↓

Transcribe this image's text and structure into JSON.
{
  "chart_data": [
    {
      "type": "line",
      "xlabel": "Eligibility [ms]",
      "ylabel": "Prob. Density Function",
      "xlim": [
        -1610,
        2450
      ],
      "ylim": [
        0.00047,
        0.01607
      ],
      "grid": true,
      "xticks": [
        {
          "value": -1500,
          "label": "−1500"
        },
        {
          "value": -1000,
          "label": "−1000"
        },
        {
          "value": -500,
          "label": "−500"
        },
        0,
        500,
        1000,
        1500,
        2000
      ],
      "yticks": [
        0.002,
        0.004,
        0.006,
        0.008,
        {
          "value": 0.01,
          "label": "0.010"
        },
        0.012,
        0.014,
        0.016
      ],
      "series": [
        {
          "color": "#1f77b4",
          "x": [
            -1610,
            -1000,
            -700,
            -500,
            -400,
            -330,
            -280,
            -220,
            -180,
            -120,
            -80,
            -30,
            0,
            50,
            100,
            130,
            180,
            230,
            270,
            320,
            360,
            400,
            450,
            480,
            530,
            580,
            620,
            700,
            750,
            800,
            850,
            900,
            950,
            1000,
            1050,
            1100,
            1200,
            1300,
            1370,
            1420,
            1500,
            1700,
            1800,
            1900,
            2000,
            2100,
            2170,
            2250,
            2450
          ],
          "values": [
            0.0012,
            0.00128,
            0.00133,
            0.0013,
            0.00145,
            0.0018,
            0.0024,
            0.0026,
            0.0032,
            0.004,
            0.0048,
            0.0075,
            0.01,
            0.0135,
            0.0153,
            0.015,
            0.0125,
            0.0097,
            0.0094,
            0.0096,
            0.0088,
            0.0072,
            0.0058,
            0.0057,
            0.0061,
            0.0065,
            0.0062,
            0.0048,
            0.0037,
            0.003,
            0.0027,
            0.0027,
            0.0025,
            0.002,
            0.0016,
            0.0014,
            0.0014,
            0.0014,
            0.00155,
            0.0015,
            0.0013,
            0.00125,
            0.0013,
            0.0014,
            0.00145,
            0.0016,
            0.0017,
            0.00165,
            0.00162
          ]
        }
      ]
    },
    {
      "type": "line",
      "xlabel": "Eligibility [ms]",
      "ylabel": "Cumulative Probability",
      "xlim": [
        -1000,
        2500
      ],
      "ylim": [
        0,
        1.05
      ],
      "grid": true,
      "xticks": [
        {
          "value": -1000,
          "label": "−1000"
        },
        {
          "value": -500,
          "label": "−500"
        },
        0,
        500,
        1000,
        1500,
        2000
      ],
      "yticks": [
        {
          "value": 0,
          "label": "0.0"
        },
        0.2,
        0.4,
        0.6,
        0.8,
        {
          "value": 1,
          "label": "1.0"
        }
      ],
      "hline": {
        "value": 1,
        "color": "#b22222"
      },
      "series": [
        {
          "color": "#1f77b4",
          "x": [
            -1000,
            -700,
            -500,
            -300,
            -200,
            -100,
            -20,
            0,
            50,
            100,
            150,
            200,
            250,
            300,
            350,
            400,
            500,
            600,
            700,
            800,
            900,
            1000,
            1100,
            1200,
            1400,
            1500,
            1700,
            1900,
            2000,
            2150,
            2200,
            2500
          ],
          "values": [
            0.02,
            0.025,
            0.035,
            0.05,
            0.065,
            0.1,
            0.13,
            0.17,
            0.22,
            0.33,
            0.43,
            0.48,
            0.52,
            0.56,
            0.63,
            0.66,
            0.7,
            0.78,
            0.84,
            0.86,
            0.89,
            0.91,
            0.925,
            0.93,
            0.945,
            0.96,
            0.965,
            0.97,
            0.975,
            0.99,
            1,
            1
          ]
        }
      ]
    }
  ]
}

↑

» **Direction**
Repeat every line of the data, exactly and in full.

» **Answer to this problem**
Transcribe this image's text and structure into JSON.
{
  "chart_data": [
    {
      "type": "line",
      "xlabel": "Eligibility [ms]",
      "ylabel": "Prob. Density Function",
      "xlim": [
        -1610,
        2450
      ],
      "ylim": [
        0.00047,
        0.01607
      ],
      "grid": true,
      "xticks": [
        {
          "value": -1500,
          "label": "−1500"
        },
        {
          "value": -1000,
          "label": "−1000"
        },
        {
          "value": -500,
          "label": "−500"
        },
        0,
        500,
        1000,
        1500,
        2000
      ],
      "yticks": [
        0.002,
        0.004,
        0.006,
        0.008,
        {
          "value": 0.01,
          "label": "0.010"
        },
        0.012,
        0.014,
        0.016
      ],
      "series": [
        {
          "color": "#1f77b4",
          "x": [
            -1610,
            -1000,
            -700,
            -500,
            -400,
            -330,
            -280,
            -220,
            -180,
            -120,
            -80,
            -30,
            0,
            50,
            100,
            130,
            180,
            230,
            270,
            320,
            360,
            400,
            450,
            480,
            530,
            580,
            620,
            700,
            750,
            800,
            850,
            900,
            950,
            1000,
            1050,
            1100,
            1200,
            1300,
            1370,
            1420,
            1500,
            1700,
            1800,
            1900,
            2000,
            2100,
            2170,
            2250,
            2450
          ],
          "values": [
            0.0012,
            0.00128,
            0.00133,
            0.0013,
            0.00145,
            0.0018,
            0.0024,
            0.0026,
            0.0032,
            0.004,
            0.0048,
            0.0075,
            0.01,
            0.0135,
            0.0153,
            0.015,
            0.0125,
            0.0097,
            0.0094,
            0.0096,
            0.0088,
            0.0072,
            0.0058,
            0.0057,
            0.0061,
            0.0065,
            0.0062,
            0.0048,
            0.0037,
            0.003,
            0.0027,
            0.0027,
            0.0025,
            0.002,
            0.0016,
            0.0014,
            0.0014,
            0.0014,
            0.00155,
            0.0015,
            0.0013,
            0.00125,
            0.0013,
            0.0014,
            0.00145,
            0.0016,
            0.0017,
            0.00165,
            0.00162
          ]
        }
      ]
    },
    {
      "type": "line",
      "xlabel": "Eligibility [ms]",
      "ylabel": "Cumulative Probability",
      "xlim": [
        -1000,
        2500
      ],
      "ylim": [
        0,
        1.05
      ],
      "grid": true,
      "xticks": [
        {
          "value": -1000,
          "label": "−1000"
        },
        {
          "value": -500,
          "label": "−500"
        },
        0,
        500,
        1000,
        1500,
        2000
      ],
      "yticks": [
        {
          "value": 0,
          "label": "0.0"
        },
        0.2,
        0.4,
        0.6,
        0.8,
        {
          "value": 1,
          "label": "1.0"
        }
      ],
      "hline": {
        "value": 1,
        "color": "#b22222"
      },
      "series": [
        {
          "color": "#1f77b4",
          "x": [
            -1000,
            -700,
            -500,
            -300,
            -200,
            -100,
            -20,
            0,
            50,
            100,
            150,
            200,
            250,
            300,
            350,
            400,
            500,
            600,
            700,
            800,
            900,
            1000,
            1100,
            1200,
            1400,
            1500,
            1700,
            1900,
            2000,
            2150,
            2200,
            2500
          ],
          "values": [
            0.02,
            0.025,
            0.035,
            0.05,
            0.065,
            0.1,
            0.13,
            0.17,
            0.22,
            0.33,
            0.43,
            0.48,
            0.52,
            0.56,
            0.63,
            0.66,
            0.7,
            0.78,
            0.84,
            0.86,
            0.89,
            0.91,
            0.925,
            0.93,
            0.945,
            0.96,
            0.965,
            0.97,
            0.975,
            0.99,
            1,
            1
          ]
        }
      ]
    }
  ]
}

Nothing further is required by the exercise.